(Brief):
Check the listing below line by line and report how many lines hold "orada", with no other words.

══ Exercise input ══

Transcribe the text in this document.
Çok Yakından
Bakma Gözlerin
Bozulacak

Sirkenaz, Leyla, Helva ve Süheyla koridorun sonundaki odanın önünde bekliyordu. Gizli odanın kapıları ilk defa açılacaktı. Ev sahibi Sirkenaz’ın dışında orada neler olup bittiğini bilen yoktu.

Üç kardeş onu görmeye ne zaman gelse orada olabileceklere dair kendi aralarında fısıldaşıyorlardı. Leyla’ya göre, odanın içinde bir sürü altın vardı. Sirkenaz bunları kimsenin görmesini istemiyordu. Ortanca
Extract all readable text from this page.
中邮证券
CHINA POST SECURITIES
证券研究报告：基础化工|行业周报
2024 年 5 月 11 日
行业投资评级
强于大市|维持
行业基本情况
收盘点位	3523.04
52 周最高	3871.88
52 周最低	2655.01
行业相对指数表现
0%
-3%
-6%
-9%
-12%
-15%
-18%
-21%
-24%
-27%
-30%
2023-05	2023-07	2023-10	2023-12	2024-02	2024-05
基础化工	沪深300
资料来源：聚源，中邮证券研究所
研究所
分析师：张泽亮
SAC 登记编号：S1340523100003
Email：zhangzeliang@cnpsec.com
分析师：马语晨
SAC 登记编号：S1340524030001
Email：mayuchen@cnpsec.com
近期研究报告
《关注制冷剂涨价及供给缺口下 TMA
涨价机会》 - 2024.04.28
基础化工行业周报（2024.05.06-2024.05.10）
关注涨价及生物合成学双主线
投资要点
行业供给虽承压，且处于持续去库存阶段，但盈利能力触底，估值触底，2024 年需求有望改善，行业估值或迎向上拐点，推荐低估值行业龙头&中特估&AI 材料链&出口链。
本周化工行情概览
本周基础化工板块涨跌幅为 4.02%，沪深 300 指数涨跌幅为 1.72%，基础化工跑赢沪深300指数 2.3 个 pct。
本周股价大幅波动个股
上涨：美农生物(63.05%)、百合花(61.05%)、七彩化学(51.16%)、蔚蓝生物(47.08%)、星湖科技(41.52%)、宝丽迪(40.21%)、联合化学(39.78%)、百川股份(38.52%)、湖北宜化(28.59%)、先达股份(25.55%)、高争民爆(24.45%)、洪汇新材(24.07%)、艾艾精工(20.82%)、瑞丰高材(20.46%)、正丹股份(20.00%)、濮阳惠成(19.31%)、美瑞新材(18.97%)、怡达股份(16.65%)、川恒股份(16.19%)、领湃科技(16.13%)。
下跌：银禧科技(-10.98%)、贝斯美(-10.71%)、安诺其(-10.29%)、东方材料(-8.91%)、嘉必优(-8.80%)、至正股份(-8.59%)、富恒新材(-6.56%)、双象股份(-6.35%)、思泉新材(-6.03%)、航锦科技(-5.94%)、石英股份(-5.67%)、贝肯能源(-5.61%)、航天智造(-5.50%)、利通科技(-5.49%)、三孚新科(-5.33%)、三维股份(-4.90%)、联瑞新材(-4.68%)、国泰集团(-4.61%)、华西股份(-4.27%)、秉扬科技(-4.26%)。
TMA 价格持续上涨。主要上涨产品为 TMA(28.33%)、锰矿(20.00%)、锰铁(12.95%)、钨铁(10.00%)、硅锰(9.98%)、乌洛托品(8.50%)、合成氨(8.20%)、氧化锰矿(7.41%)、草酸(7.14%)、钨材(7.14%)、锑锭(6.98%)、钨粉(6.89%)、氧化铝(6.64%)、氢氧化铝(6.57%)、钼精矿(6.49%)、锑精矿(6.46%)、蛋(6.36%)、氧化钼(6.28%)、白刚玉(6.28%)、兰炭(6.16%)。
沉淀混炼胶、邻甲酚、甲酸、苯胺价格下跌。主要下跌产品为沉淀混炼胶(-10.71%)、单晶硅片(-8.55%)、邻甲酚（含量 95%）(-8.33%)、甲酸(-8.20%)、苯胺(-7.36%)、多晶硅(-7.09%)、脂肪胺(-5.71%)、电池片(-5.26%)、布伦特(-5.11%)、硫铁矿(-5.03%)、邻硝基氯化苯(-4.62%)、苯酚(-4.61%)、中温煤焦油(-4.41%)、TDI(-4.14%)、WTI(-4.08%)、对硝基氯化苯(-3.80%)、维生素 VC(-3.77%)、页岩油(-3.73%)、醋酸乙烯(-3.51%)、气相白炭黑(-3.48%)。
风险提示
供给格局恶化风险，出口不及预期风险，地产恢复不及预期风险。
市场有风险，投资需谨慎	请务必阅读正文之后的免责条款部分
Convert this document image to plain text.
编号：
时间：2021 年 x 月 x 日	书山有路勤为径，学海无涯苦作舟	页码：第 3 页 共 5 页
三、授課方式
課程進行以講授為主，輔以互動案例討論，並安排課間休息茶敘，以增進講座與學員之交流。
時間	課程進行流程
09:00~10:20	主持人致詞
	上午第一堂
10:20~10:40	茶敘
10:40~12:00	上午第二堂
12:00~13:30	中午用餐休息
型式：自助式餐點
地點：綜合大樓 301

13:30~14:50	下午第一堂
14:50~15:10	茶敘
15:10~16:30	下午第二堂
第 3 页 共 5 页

═══

(Result of the task):
2